begin MATERIAL FOR THIS TASK

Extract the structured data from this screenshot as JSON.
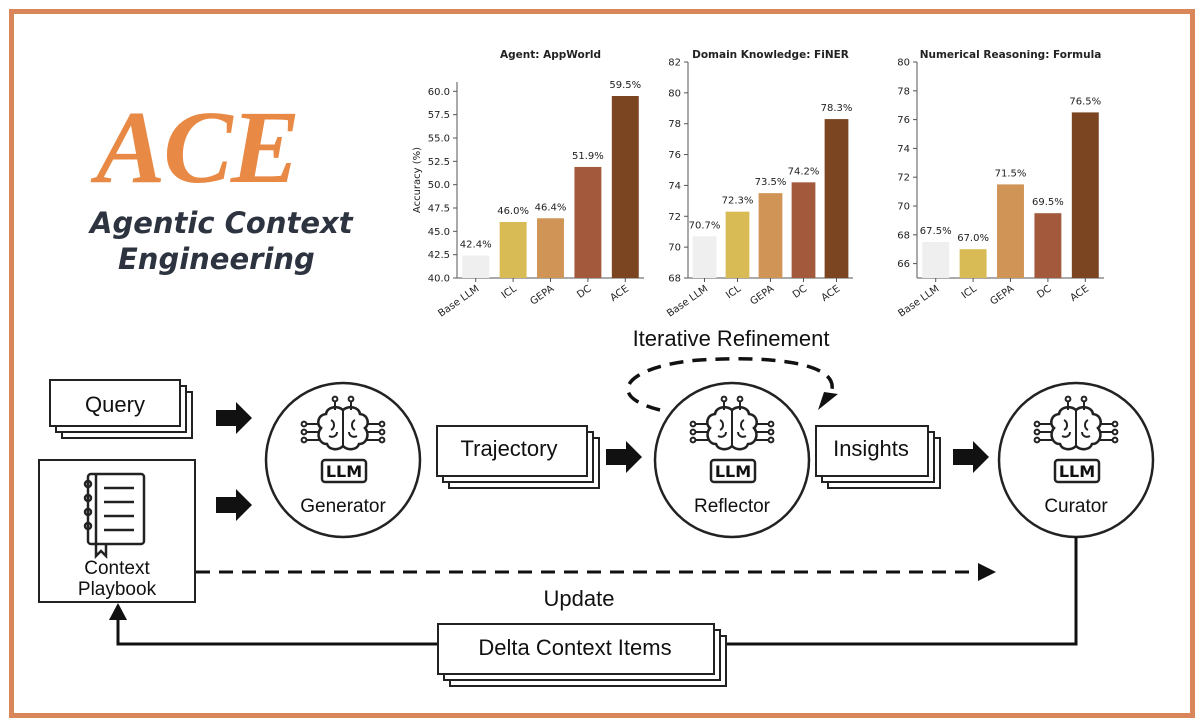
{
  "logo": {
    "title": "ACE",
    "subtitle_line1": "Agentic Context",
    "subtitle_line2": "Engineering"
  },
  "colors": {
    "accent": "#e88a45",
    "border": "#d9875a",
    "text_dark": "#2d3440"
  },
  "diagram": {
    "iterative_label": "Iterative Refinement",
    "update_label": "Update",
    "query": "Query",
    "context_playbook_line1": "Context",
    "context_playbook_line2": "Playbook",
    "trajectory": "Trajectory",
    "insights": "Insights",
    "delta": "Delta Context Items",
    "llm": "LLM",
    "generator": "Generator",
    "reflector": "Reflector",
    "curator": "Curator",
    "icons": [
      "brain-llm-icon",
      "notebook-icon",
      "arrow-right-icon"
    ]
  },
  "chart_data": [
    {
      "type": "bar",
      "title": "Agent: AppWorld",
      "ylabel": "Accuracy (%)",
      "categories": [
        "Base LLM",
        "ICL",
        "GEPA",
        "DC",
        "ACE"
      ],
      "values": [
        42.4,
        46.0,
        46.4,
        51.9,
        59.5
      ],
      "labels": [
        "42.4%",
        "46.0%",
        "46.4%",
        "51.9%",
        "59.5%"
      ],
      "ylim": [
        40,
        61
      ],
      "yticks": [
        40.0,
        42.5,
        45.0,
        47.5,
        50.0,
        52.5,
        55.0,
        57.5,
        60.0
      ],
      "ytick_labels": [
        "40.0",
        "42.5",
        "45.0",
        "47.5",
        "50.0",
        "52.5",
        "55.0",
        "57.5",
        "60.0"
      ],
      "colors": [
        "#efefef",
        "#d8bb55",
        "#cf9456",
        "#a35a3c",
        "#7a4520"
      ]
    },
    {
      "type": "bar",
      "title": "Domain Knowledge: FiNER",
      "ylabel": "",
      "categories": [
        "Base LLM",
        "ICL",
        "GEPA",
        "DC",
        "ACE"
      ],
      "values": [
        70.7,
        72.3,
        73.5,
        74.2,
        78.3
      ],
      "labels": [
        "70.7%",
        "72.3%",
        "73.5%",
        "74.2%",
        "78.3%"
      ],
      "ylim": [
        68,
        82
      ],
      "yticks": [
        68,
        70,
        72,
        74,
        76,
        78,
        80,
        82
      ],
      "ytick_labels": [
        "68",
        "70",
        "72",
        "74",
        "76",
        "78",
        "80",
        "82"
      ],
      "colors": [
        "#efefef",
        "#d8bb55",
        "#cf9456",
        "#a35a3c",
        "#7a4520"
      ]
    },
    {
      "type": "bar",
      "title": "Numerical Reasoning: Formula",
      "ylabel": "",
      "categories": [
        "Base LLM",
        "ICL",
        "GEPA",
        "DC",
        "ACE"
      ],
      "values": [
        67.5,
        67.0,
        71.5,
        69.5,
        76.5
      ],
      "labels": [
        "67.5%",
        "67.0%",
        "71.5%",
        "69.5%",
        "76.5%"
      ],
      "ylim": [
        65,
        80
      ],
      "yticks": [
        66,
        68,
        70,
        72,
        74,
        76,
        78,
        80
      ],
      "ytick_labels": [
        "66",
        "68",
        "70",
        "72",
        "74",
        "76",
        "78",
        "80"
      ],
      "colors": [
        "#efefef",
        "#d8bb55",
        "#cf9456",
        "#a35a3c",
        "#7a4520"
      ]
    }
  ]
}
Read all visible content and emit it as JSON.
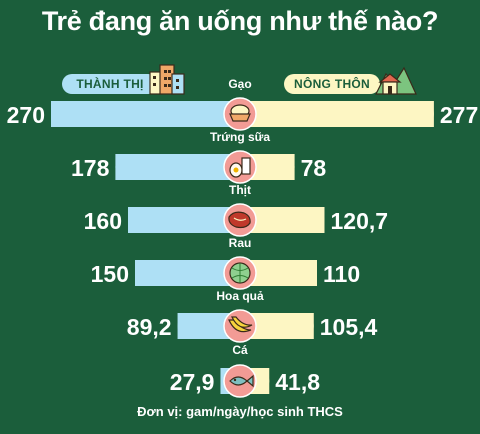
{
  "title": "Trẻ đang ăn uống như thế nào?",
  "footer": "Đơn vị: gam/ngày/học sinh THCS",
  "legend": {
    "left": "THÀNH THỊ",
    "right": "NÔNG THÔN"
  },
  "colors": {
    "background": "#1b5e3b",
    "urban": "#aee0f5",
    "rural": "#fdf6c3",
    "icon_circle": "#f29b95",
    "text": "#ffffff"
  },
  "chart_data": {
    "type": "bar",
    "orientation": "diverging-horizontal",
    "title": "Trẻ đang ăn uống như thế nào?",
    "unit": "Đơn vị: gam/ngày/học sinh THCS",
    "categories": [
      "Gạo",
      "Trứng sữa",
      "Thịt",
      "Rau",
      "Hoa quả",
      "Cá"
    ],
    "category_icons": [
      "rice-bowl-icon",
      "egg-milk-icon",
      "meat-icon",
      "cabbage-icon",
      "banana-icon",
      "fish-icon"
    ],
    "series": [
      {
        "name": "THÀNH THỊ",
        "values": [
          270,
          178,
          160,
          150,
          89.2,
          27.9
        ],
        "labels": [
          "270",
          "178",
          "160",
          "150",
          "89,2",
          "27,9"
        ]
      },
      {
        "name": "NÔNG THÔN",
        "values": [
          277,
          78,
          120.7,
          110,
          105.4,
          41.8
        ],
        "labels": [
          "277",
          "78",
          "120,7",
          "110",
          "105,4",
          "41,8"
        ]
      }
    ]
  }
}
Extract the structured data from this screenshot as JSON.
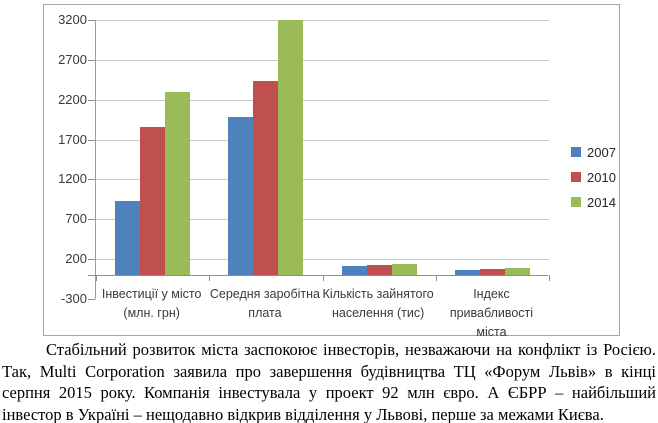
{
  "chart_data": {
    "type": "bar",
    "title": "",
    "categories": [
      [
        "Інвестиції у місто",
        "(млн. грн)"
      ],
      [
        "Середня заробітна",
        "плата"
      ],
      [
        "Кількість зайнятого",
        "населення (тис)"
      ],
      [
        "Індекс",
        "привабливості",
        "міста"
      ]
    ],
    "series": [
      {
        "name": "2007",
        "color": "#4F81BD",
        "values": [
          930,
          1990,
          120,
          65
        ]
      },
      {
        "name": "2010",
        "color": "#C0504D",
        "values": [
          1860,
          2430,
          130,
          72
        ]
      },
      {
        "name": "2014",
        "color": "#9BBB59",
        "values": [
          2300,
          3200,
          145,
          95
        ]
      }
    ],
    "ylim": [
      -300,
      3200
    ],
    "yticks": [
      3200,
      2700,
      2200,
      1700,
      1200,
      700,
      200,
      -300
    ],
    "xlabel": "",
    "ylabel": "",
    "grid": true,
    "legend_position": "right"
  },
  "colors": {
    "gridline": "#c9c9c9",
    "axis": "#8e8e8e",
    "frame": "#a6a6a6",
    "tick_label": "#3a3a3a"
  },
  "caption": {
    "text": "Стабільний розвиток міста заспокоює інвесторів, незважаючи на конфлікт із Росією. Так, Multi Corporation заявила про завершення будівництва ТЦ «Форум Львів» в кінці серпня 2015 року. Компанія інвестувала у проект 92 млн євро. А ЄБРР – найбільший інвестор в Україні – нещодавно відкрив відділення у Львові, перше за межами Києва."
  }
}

end MATERIAL FOR THIS TASK

WHAT TO WORK ON - Retype all the records shown above, character for character. Omit every picture.

OUTPUT OF THE TASK -
Extract the structured data from this screenshot as JSON.
{
  "logo": {
    "title": "ACE",
    "subtitle_line1": "Agentic Context",
    "subtitle_line2": "Engineering"
  },
  "colors": {
    "accent": "#e88a45",
    "border": "#d9875a",
    "text_dark": "#2d3440"
  },
  "diagram": {
    "iterative_label": "Iterative Refinement",
    "update_label": "Update",
    "query": "Query",
    "context_playbook_line1": "Context",
    "context_playbook_line2": "Playbook",
    "trajectory": "Trajectory",
    "insights": "Insights",
    "delta": "Delta Context Items",
    "llm": "LLM",
    "generator": "Generator",
    "reflector": "Reflector",
    "curator": "Curator",
    "icons": [
      "brain-llm-icon",
      "notebook-icon",
      "arrow-right-icon"
    ]
  },
  "chart_data": [
    {
      "type": "bar",
      "title": "Agent: AppWorld",
      "ylabel": "Accuracy (%)",
      "categories": [
        "Base LLM",
        "ICL",
        "GEPA",
        "DC",
        "ACE"
      ],
      "values": [
        42.4,
        46.0,
        46.4,
        51.9,
        59.5
      ],
      "labels": [
        "42.4%",
        "46.0%",
        "46.4%",
        "51.9%",
        "59.5%"
      ],
      "ylim": [
        40,
        61
      ],
      "yticks": [
        40.0,
        42.5,
        45.0,
        47.5,
        50.0,
        52.5,
        55.0,
        57.5,
        60.0
      ],
      "ytick_labels": [
        "40.0",
        "42.5",
        "45.0",
        "47.5",
        "50.0",
        "52.5",
        "55.0",
        "57.5",
        "60.0"
      ],
      "colors": [
        "#efefef",
        "#d8bb55",
        "#cf9456",
        "#a35a3c",
        "#7a4520"
      ]
    },
    {
      "type": "bar",
      "title": "Domain Knowledge: FiNER",
      "ylabel": "",
      "categories": [
        "Base LLM",
        "ICL",
        "GEPA",
        "DC",
        "ACE"
      ],
      "values": [
        70.7,
        72.3,
        73.5,
        74.2,
        78.3
      ],
      "labels": [
        "70.7%",
        "72.3%",
        "73.5%",
        "74.2%",
        "78.3%"
      ],
      "ylim": [
        68,
        82
      ],
      "yticks": [
        68,
        70,
        72,
        74,
        76,
        78,
        80,
        82
      ],
      "ytick_labels": [
        "68",
        "70",
        "72",
        "74",
        "76",
        "78",
        "80",
        "82"
      ],
      "colors": [
        "#efefef",
        "#d8bb55",
        "#cf9456",
        "#a35a3c",
        "#7a4520"
      ]
    },
    {
      "type": "bar",
      "title": "Numerical Reasoning: Formula",
      "ylabel": "",
      "categories": [
        "Base LLM",
        "ICL",
        "GEPA",
        "DC",
        "ACE"
      ],
      "values": [
        67.5,
        67.0,
        71.5,
        69.5,
        76.5
      ],
      "labels": [
        "67.5%",
        "67.0%",
        "71.5%",
        "69.5%",
        "76.5%"
      ],
      "ylim": [
        65,
        80
      ],
      "yticks": [
        66,
        68,
        70,
        72,
        74,
        76,
        78,
        80
      ],
      "ytick_labels": [
        "66",
        "68",
        "70",
        "72",
        "74",
        "76",
        "78",
        "80"
      ],
      "colors": [
        "#efefef",
        "#d8bb55",
        "#cf9456",
        "#a35a3c",
        "#7a4520"
      ]
    }
  ]
}
Read all visible content and emit it as JSON.
{
  "title": "Trẻ đang ăn uống như thế nào?",
  "footer": "Đơn vị: gam/ngày/học sinh THCS",
  "legend": {
    "left": "THÀNH THỊ",
    "right": "NÔNG THÔN"
  },
  "colors": {
    "background": "#1b5e3b",
    "urban": "#aee0f5",
    "rural": "#fdf6c3",
    "icon_circle": "#f29b95",
    "text": "#ffffff"
  },
  "chart_data": {
    "type": "bar",
    "orientation": "diverging-horizontal",
    "title": "Trẻ đang ăn uống như thế nào?",
    "unit": "Đơn vị: gam/ngày/học sinh THCS",
    "categories": [
      "Gạo",
      "Trứng sữa",
      "Thịt",
      "Rau",
      "Hoa quả",
      "Cá"
    ],
    "category_icons": [
      "rice-bowl-icon",
      "egg-milk-icon",
      "meat-icon",
      "cabbage-icon",
      "banana-icon",
      "fish-icon"
    ],
    "series": [
      {
        "name": "THÀNH THỊ",
        "values": [
          270,
          178,
          160,
          150,
          89.2,
          27.9
        ],
        "labels": [
          "270",
          "178",
          "160",
          "150",
          "89,2",
          "27,9"
        ]
      },
      {
        "name": "NÔNG THÔN",
        "values": [
          277,
          78,
          120.7,
          110,
          105.4,
          41.8
        ],
        "labels": [
          "277",
          "78",
          "120,7",
          "110",
          "105,4",
          "41,8"
        ]
      }
    ]
  }
}
Extract the structured data from this screenshot as JSON.
{
  "chart_data": {
    "type": "bar",
    "title": "",
    "categories": [
      [
        "Інвестиції у місто",
        "(млн. грн)"
      ],
      [
        "Середня заробітна",
        "плата"
      ],
      [
        "Кількість зайнятого",
        "населення (тис)"
      ],
      [
        "Індекс",
        "привабливості",
        "міста"
      ]
    ],
    "series": [
      {
        "name": "2007",
        "color": "#4F81BD",
        "values": [
          930,
          1990,
          120,
          65
        ]
      },
      {
        "name": "2010",
        "color": "#C0504D",
        "values": [
          1860,
          2430,
          130,
          72
        ]
      },
      {
        "name": "2014",
        "color": "#9BBB59",
        "values": [
          2300,
          3200,
          145,
          95
        ]
      }
    ],
    "ylim": [
      -300,
      3200
    ],
    "yticks": [
      3200,
      2700,
      2200,
      1700,
      1200,
      700,
      200,
      -300
    ],
    "xlabel": "",
    "ylabel": "",
    "grid": true,
    "legend_position": "right"
  },
  "colors": {
    "gridline": "#c9c9c9",
    "axis": "#8e8e8e",
    "frame": "#a6a6a6",
    "tick_label": "#3a3a3a"
  },
  "caption": {
    "text": "Стабільний розвиток міста заспокоює інвесторів, незважаючи на конфлікт із Росією. Так, Multi Corporation заявила про завершення будівництва ТЦ «Форум Львів» в кінці серпня 2015 року. Компанія інвестувала у проект 92 млн євро. А ЄБРР – найбільший інвестор в Україні – нещодавно відкрив відділення у Львові, перше за межами Києва."
  }
}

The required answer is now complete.